[Dataset excerpt]
——————————

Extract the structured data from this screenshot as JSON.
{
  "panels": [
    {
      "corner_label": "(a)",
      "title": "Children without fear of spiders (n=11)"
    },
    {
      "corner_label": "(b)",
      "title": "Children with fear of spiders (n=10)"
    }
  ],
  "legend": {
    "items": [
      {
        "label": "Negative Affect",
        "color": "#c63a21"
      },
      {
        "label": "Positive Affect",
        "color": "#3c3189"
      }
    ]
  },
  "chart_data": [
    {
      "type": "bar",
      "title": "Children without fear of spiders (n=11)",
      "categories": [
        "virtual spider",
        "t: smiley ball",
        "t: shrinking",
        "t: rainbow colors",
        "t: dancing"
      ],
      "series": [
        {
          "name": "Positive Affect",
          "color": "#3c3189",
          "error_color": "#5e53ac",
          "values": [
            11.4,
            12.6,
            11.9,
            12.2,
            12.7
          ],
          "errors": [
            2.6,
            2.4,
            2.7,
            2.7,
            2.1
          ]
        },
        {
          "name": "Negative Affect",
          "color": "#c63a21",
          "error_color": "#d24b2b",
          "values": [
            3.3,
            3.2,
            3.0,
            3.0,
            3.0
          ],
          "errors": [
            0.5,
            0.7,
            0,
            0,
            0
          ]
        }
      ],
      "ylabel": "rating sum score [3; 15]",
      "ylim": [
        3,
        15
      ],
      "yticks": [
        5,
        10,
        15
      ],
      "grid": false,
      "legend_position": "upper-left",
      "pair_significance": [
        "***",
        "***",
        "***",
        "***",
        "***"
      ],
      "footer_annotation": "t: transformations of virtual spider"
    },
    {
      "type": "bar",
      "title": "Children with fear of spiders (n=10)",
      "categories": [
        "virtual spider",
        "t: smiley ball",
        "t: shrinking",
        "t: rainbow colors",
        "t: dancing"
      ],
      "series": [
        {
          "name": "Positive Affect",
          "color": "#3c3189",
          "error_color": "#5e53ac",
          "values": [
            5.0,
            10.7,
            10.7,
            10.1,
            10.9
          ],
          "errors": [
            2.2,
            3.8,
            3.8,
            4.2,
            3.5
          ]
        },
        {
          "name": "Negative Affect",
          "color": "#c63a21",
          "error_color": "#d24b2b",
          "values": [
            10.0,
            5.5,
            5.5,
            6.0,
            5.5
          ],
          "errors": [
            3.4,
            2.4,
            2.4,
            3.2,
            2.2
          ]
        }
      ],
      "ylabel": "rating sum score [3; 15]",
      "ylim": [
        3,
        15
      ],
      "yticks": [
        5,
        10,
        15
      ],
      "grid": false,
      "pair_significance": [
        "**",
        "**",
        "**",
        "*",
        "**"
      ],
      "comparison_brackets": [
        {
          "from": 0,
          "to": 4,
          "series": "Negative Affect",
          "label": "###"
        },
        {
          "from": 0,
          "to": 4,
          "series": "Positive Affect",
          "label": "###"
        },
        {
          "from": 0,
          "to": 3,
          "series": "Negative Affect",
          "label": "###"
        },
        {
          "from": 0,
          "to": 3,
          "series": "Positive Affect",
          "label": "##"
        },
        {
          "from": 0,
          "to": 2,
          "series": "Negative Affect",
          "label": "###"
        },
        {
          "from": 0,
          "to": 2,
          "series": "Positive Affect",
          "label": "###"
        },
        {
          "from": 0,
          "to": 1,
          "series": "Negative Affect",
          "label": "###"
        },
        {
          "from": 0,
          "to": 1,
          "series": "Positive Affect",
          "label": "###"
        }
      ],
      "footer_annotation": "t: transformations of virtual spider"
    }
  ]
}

——————————

Task details: Restate all of the entries exactly, please.

Expected answer:
Extract the structured data from this screenshot as JSON.
{
  "panels": [
    {
      "corner_label": "(a)",
      "title": "Children without fear of spiders (n=11)"
    },
    {
      "corner_label": "(b)",
      "title": "Children with fear of spiders (n=10)"
    }
  ],
  "legend": {
    "items": [
      {
        "label": "Negative Affect",
        "color": "#c63a21"
      },
      {
        "label": "Positive Affect",
        "color": "#3c3189"
      }
    ]
  },
  "chart_data": [
    {
      "type": "bar",
      "title": "Children without fear of spiders (n=11)",
      "categories": [
        "virtual spider",
        "t: smiley ball",
        "t: shrinking",
        "t: rainbow colors",
        "t: dancing"
      ],
      "series": [
        {
          "name": "Positive Affect",
          "color": "#3c3189",
          "error_color": "#5e53ac",
          "values": [
            11.4,
            12.6,
            11.9,
            12.2,
            12.7
          ],
          "errors": [
            2.6,
            2.4,
            2.7,
            2.7,
            2.1
          ]
        },
        {
          "name": "Negative Affect",
          "color": "#c63a21",
          "error_color": "#d24b2b",
          "values": [
            3.3,
            3.2,
            3.0,
            3.0,
            3.0
          ],
          "errors": [
            0.5,
            0.7,
            0,
            0,
            0
          ]
        }
      ],
      "ylabel": "rating sum score [3; 15]",
      "ylim": [
        3,
        15
      ],
      "yticks": [
        5,
        10,
        15
      ],
      "grid": false,
      "legend_position": "upper-left",
      "pair_significance": [
        "***",
        "***",
        "***",
        "***",
        "***"
      ],
      "footer_annotation": "t: transformations of virtual spider"
    },
    {
      "type": "bar",
      "title": "Children with fear of spiders (n=10)",
      "categories": [
        "virtual spider",
        "t: smiley ball",
        "t: shrinking",
        "t: rainbow colors",
        "t: dancing"
      ],
      "series": [
        {
          "name": "Positive Affect",
          "color": "#3c3189",
          "error_color": "#5e53ac",
          "values": [
            5.0,
            10.7,
            10.7,
            10.1,
            10.9
          ],
          "errors": [
            2.2,
            3.8,
            3.8,
            4.2,
            3.5
          ]
        },
        {
          "name": "Negative Affect",
          "color": "#c63a21",
          "error_color": "#d24b2b",
          "values": [
            10.0,
            5.5,
            5.5,
            6.0,
            5.5
          ],
          "errors": [
            3.4,
            2.4,
            2.4,
            3.2,
            2.2
          ]
        }
      ],
      "ylabel": "rating sum score [3; 15]",
      "ylim": [
        3,
        15
      ],
      "yticks": [
        5,
        10,
        15
      ],
      "grid": false,
      "pair_significance": [
        "**",
        "**",
        "**",
        "*",
        "**"
      ],
      "comparison_brackets": [
        {
          "from": 0,
          "to": 4,
          "series": "Negative Affect",
          "label": "###"
        },
        {
          "from": 0,
          "to": 4,
          "series": "Positive Affect",
          "label": "###"
        },
        {
          "from": 0,
          "to": 3,
          "series": "Negative Affect",
          "label": "###"
        },
        {
          "from": 0,
          "to": 3,
          "series": "Positive Affect",
          "label": "##"
        },
        {
          "from": 0,
          "to": 2,
          "series": "Negative Affect",
          "label": "###"
        },
        {
          "from": 0,
          "to": 2,
          "series": "Positive Affect",
          "label": "###"
        },
        {
          "from": 0,
          "to": 1,
          "series": "Negative Affect",
          "label": "###"
        },
        {
          "from": 0,
          "to": 1,
          "series": "Positive Affect",
          "label": "###"
        }
      ],
      "footer_annotation": "t: transformations of virtual spider"
    }
  ]
}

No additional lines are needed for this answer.